### Task requirements
Please count the lines below that contain the word "产出指标", and reply with that number alone.

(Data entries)
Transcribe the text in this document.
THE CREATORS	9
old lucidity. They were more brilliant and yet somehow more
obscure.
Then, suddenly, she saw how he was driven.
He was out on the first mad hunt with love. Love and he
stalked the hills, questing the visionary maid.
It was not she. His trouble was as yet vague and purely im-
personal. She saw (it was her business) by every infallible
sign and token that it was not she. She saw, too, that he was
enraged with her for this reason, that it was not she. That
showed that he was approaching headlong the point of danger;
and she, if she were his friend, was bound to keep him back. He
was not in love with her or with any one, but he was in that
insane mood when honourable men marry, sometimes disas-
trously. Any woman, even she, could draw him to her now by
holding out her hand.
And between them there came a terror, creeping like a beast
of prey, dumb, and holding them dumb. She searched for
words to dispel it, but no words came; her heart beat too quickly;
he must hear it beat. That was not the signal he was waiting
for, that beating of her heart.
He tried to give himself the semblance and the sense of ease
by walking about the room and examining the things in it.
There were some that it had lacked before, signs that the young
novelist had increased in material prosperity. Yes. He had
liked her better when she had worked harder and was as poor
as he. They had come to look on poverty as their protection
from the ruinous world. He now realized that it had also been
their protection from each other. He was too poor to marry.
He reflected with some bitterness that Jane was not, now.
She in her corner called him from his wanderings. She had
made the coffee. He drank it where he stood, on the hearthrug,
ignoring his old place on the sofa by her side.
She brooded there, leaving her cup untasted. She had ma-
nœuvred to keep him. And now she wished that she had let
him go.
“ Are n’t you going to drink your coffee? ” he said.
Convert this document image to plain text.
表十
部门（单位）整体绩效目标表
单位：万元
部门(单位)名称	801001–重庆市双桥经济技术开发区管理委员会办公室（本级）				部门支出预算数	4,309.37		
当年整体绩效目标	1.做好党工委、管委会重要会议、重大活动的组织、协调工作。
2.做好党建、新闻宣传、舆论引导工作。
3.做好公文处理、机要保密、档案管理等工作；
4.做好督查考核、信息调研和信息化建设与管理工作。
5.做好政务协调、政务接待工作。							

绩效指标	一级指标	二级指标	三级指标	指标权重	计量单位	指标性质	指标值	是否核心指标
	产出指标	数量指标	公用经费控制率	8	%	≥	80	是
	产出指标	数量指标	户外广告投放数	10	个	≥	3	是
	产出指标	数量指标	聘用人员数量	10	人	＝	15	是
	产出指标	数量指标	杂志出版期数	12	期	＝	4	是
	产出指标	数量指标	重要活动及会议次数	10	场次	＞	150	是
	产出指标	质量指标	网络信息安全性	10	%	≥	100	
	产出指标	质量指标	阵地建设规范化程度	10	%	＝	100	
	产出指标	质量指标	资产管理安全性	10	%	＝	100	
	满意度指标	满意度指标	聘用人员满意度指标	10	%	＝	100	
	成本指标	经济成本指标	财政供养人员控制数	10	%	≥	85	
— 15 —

### The answer
8